● **Set exercise**
Could you copy the data lines verbatim, beginning at the line that contains "node-circle: 1 [327,296,386,355]" and stopping after the line that contains "node-circle: 4 [327,840,386,899]", with both of those lines included?

- - - - - - -

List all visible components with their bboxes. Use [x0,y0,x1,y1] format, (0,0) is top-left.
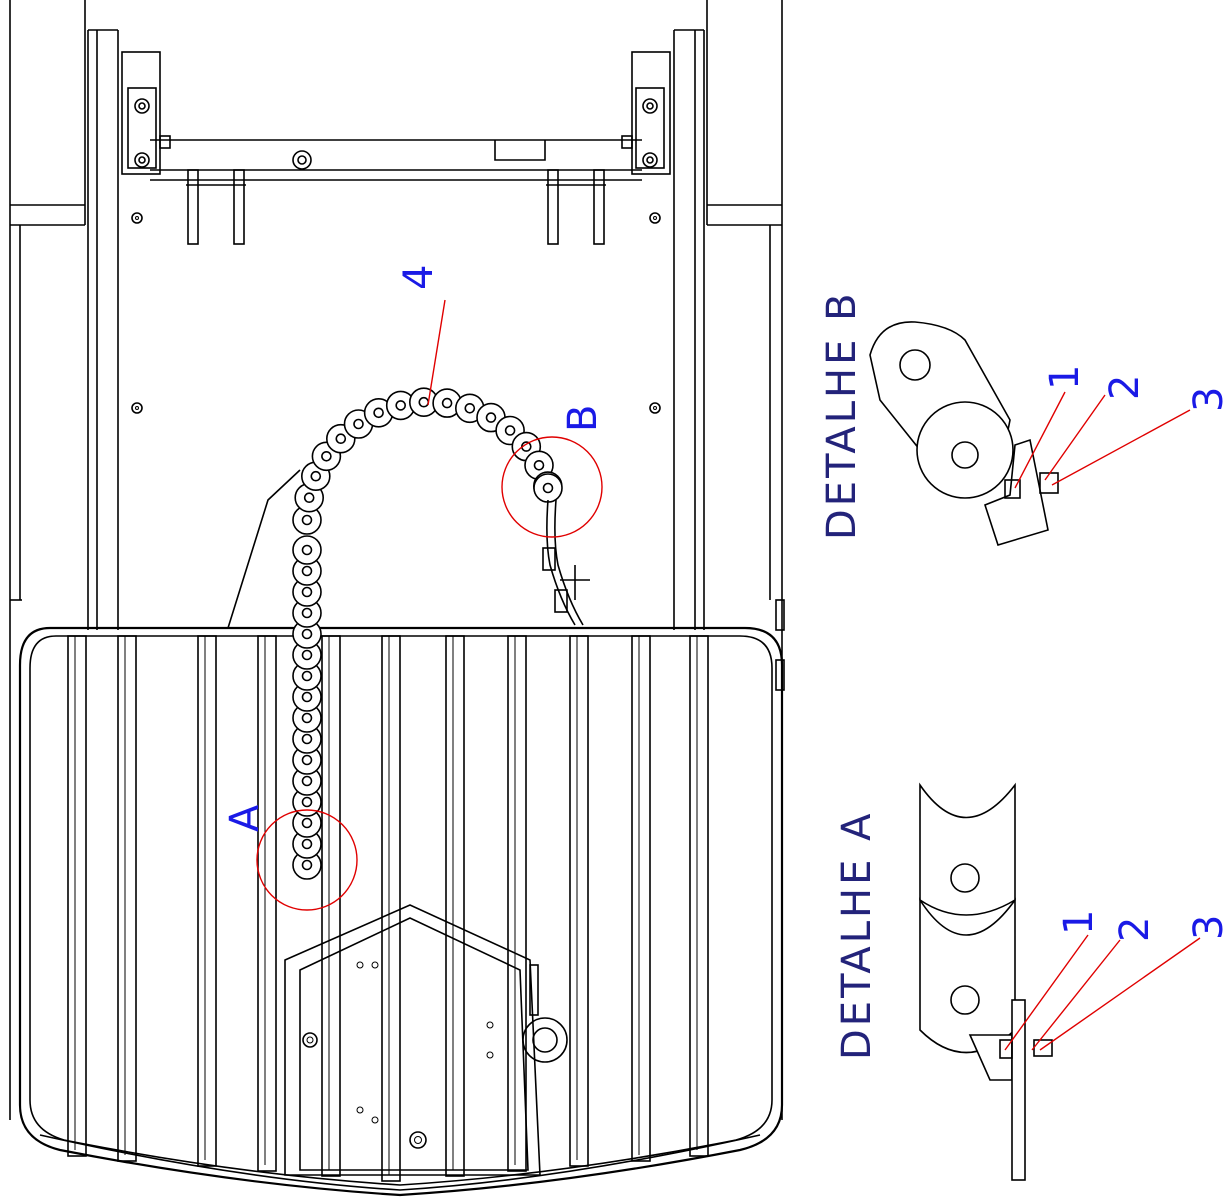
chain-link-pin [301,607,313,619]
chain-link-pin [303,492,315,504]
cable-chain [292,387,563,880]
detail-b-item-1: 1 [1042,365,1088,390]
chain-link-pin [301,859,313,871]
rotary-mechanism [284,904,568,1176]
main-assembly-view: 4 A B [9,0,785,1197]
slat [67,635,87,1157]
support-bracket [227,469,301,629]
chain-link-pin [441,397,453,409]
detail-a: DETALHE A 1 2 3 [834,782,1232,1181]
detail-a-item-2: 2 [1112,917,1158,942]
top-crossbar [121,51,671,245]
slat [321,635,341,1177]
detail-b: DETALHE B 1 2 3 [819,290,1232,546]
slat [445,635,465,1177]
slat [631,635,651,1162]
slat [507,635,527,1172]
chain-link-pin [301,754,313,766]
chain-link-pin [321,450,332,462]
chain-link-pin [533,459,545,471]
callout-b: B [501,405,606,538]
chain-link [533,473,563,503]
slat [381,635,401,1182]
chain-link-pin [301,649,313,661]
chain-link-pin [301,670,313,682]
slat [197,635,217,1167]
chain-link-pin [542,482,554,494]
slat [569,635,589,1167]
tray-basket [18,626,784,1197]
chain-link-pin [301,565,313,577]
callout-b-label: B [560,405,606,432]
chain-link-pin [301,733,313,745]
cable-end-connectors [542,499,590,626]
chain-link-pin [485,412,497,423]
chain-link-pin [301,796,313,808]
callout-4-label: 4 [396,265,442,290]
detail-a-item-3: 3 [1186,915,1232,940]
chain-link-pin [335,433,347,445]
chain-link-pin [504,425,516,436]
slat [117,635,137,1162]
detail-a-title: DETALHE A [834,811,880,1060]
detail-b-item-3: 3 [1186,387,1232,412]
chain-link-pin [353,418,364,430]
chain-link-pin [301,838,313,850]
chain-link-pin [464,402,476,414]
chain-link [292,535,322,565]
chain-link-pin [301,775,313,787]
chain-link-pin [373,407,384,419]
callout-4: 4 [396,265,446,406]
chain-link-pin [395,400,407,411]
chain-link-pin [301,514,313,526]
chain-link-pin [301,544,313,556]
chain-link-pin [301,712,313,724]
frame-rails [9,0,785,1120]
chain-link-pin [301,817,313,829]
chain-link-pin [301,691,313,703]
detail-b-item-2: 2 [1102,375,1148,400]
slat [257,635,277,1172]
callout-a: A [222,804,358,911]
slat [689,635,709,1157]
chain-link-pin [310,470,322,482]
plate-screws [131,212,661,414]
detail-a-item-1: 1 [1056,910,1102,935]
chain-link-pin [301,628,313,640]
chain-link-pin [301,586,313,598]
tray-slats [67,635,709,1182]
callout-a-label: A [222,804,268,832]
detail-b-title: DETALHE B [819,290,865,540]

- - - - - - -

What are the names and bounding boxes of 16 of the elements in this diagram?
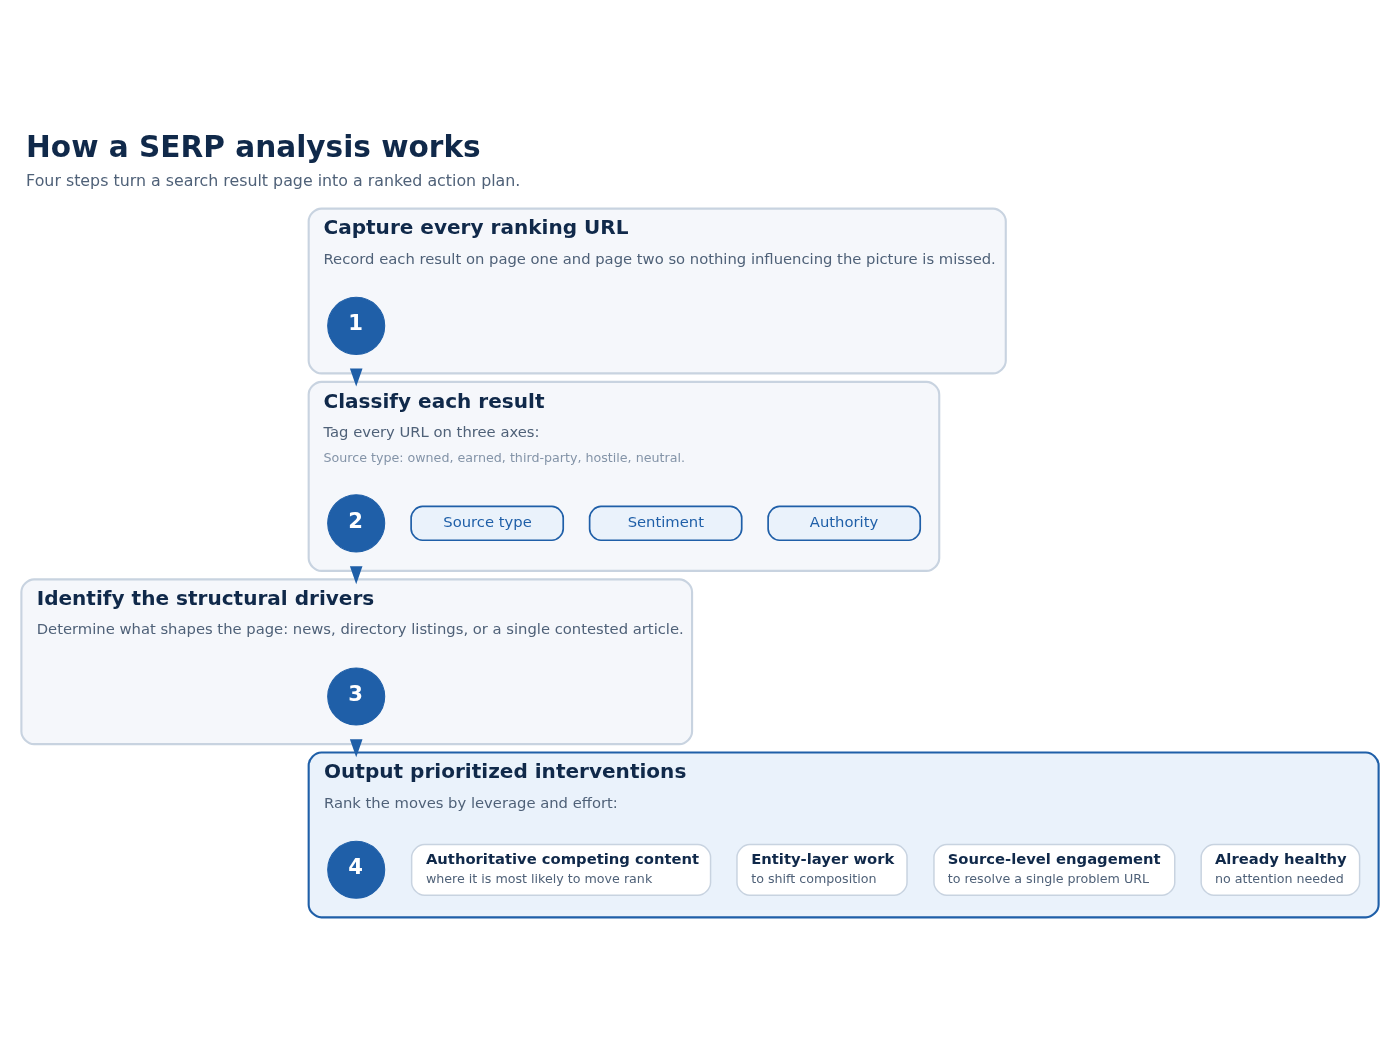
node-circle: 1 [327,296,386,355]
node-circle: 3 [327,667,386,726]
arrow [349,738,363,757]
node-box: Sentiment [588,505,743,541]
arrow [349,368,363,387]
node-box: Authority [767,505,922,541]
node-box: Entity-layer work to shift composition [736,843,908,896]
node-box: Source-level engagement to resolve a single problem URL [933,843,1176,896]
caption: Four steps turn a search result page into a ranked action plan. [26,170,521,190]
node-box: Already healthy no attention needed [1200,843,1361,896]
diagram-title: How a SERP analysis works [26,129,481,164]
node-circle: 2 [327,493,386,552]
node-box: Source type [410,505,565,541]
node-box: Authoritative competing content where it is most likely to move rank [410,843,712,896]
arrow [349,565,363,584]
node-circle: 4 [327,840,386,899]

- - - - - - -

● **Output of the exercise**
node-circle: 1 [327,296,386,355]
node-circle: 3 [327,667,386,726]
arrow [349,738,363,757]
node-box: Sentiment [588,505,743,541]
arrow [349,368,363,387]
node-box: Authority [767,505,922,541]
node-box: Entity-layer work to shift composition [736,843,908,896]
node-box: Source-level engagement to resolve a single problem URL [933,843,1176,896]
caption: Four steps turn a search result page into a ranked action plan. [26,170,521,190]
node-box: Already healthy no attention needed [1200,843,1361,896]
diagram-title: How a SERP analysis works [26,129,481,164]
node-circle: 2 [327,493,386,552]
node-box: Source type [410,505,565,541]
node-box: Authoritative competing content where it is most likely to move rank [410,843,712,896]
arrow [349,565,363,584]
node-circle: 4 [327,840,386,899]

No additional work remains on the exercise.